▶ To be done:
Write out the entries below once more, exactly.

-.-.-

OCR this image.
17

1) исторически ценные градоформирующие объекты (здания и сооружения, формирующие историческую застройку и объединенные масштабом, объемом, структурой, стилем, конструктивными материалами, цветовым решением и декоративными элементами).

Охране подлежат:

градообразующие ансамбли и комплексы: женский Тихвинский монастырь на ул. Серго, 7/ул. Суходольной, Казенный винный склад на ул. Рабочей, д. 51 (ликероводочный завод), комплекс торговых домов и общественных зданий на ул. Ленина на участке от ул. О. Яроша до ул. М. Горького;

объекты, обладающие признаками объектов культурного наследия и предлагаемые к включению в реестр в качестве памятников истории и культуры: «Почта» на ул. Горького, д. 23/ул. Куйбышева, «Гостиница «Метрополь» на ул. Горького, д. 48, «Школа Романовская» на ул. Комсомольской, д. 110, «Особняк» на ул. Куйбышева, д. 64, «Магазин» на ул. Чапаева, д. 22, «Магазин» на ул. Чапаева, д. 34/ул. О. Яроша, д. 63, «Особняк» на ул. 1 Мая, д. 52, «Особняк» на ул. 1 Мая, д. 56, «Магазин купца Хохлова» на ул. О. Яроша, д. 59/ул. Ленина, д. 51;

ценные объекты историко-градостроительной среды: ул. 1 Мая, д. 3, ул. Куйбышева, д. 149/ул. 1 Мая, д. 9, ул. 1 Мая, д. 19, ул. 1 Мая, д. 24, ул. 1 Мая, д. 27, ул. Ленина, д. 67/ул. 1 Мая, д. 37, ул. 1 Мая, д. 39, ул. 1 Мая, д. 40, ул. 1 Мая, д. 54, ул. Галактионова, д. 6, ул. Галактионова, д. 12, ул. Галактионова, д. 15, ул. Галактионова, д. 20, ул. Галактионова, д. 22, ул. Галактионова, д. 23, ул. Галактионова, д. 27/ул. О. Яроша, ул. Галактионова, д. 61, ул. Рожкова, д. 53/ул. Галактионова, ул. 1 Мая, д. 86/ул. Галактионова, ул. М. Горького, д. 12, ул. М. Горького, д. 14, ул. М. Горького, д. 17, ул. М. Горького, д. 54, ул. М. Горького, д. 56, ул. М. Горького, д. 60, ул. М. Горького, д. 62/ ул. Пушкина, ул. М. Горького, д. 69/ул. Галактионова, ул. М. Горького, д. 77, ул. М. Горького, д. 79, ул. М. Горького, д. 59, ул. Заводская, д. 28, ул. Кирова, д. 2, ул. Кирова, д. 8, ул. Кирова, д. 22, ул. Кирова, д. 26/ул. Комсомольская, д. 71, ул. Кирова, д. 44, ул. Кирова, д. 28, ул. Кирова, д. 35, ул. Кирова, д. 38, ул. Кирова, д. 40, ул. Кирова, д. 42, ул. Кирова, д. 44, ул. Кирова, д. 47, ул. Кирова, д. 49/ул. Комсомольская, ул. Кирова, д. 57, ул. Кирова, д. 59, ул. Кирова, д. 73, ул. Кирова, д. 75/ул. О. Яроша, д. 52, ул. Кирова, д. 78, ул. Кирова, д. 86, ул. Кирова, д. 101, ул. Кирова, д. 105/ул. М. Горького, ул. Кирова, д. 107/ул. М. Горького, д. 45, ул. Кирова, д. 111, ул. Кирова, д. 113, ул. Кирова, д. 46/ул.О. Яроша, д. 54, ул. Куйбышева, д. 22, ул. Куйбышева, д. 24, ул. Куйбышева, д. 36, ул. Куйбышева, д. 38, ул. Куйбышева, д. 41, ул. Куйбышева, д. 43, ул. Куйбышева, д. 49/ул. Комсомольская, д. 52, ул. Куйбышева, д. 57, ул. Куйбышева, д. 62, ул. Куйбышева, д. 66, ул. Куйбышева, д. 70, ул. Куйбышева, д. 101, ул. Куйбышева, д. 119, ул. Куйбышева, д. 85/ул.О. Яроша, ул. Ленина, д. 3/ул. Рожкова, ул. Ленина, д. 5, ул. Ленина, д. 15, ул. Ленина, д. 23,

-.-.-

▶ Result below:
OCR this image.
17

1) исторически ценные градоформирующие объекты (здания и сооружения, формирующие историческую застройку и объединенные масштабом, объемом, структурой, стилем, конструктивными материалами, цветовым решением и декоративными элементами).

Охране подлежат:

градообразующие ансамбли и комплексы: женский Тихвинский монастырь на ул. Серго, 7/ул. Суходольной, Казенный винный склад на ул. Рабочей, д. 51 (ликероводочный завод), комплекс торговых домов и общественных зданий на ул. Ленина на участке от ул. О. Яроша до ул. М. Горького;

объекты, обладающие признаками объектов культурного наследия и предлагаемые к включению в реестр в качестве памятников истории и культуры: «Почта» на ул. Горького, д. 23/ул. Куйбышева, «Гостиница «Метрополь» на ул. Горького, д. 48, «Школа Романовская» на ул. Комсомольской, д. 110, «Особняк» на ул. Куйбышева, д. 64, «Магазин» на ул. Чапаева, д. 22, «Магазин» на ул. Чапаева, д. 34/ул. О. Яроша, д. 63, «Особняк» на ул. 1 Мая, д. 52, «Особняк» на ул. 1 Мая, д. 56, «Магазин купца Хохлова» на ул. О. Яроша, д. 59/ул. Ленина, д. 51;

ценные объекты историко-градостроительной среды: ул. 1 Мая, д. 3, ул. Куйбышева, д. 149/ул. 1 Мая, д. 9, ул. 1 Мая, д. 19, ул. 1 Мая, д. 24, ул. 1 Мая, д. 27, ул. Ленина, д. 67/ул. 1 Мая, д. 37, ул. 1 Мая, д. 39, ул. 1 Мая, д. 40, ул. 1 Мая, д. 54, ул. Галактионова, д. 6, ул. Галактионова, д. 12, ул. Галактионова, д. 15, ул. Галактионова, д. 20, ул. Галактионова, д. 22, ул. Галактионова, д. 23, ул. Галактионова, д. 27/ул. О. Яроша, ул. Галактионова, д. 61, ул. Рожкова, д. 53/ул. Галактионова, ул. 1 Мая, д. 86/ул. Галактионова, ул. М. Горького, д. 12, ул. М. Горького, д. 14, ул. М. Горького, д. 17, ул. М. Горького, д. 54, ул. М. Горького, д. 56, ул. М. Горького, д. 60, ул. М. Горького, д. 62/ ул. Пушкина, ул. М. Горького, д. 69/ул. Галактионова, ул. М. Горького, д. 77, ул. М. Горького, д. 79, ул. М. Горького, д. 59, ул. Заводская, д. 28, ул. Кирова, д. 2, ул. Кирова, д. 8, ул. Кирова, д. 22, ул. Кирова, д. 26/ул. Комсомольская, д. 71, ул. Кирова, д. 44, ул. Кирова, д. 28, ул. Кирова, д. 35, ул. Кирова, д. 38, ул. Кирова, д. 40, ул. Кирова, д. 42, ул. Кирова, д. 44, ул. Кирова, д. 47, ул. Кирова, д. 49/ул. Комсомольская, ул. Кирова, д. 57, ул. Кирова, д. 59, ул. Кирова, д. 73, ул. Кирова, д. 75/ул. О. Яроша, д. 52, ул. Кирова, д. 78, ул. Кирова, д. 86, ул. Кирова, д. 101, ул. Кирова, д. 105/ул. М. Горького, ул. Кирова, д. 107/ул. М. Горького, д. 45, ул. Кирова, д. 111, ул. Кирова, д. 113, ул. Кирова, д. 46/ул.О. Яроша, д. 54, ул. Куйбышева, д. 22, ул. Куйбышева, д. 24, ул. Куйбышева, д. 36, ул. Куйбышева, д. 38, ул. Куйбышева, д. 41, ул. Куйбышева, д. 43, ул. Куйбышева, д. 49/ул. Комсомольская, д. 52, ул. Куйбышева, д. 57, ул. Куйбышева, д. 62, ул. Куйбышева, д. 66, ул. Куйбышева, д. 70, ул. Куйбышева, д. 101, ул. Куйбышева, д. 119, ул. Куйбышева, д. 85/ул.О. Яроша, ул. Ленина, д. 3/ул. Рожкова, ул. Ленина, д. 5, ул. Ленина, д. 15, ул. Ленина, д. 23,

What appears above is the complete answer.